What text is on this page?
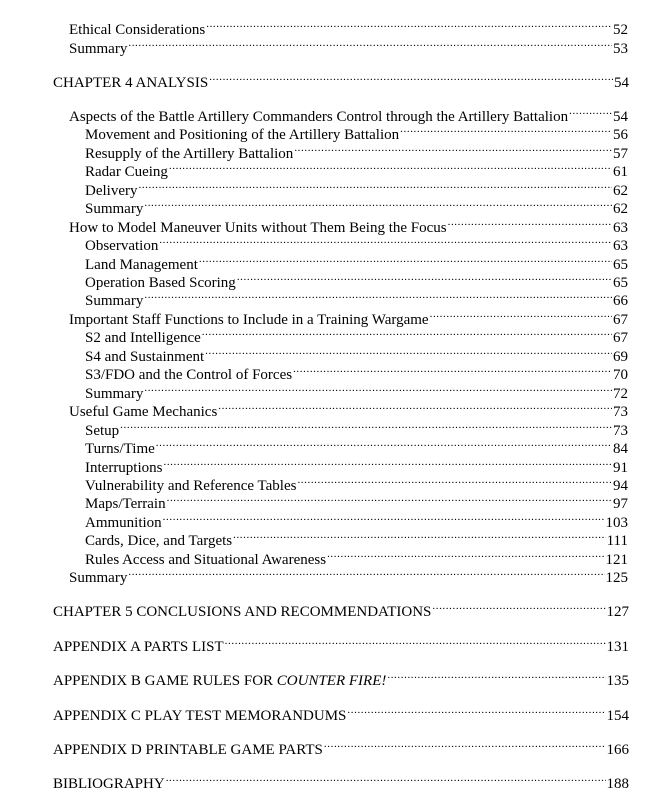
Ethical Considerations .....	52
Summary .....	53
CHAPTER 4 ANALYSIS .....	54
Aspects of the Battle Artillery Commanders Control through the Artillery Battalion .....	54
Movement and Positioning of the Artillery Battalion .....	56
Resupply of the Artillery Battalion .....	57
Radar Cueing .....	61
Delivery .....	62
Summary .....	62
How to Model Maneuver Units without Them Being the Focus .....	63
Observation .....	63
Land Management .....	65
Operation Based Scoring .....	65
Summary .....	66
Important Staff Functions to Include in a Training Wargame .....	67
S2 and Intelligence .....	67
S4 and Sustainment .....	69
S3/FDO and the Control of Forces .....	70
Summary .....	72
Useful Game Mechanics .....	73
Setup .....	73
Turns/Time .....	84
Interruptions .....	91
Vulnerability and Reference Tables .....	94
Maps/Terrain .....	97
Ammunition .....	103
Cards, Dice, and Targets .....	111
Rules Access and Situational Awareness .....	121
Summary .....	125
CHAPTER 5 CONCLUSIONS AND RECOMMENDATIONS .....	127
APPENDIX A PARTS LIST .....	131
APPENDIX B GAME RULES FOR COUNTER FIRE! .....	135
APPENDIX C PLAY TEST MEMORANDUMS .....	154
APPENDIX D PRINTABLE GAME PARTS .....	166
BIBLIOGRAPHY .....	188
* * *
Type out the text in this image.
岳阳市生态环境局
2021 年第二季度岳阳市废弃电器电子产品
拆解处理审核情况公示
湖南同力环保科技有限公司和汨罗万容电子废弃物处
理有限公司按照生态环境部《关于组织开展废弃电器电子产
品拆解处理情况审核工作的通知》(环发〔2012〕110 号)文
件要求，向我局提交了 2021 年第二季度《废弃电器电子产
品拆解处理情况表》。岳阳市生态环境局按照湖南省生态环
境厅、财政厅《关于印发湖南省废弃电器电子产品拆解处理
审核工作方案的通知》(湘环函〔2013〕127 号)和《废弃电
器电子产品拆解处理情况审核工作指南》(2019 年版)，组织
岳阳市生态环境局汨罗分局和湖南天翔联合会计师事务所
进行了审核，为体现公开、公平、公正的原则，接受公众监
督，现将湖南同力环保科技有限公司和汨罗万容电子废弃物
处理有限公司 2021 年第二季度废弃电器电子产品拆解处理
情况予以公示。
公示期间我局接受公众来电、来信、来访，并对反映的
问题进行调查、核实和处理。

_Task prompt_
Using the data above, copy each line that contains "Battalion".

_Task output_
Aspects of the Battle Artillery Commanders Control through the Artillery Battalion .....	54
Movement and Positioning of the Artillery Battalion .....	56
Resupply of the Artillery Battalion .....	57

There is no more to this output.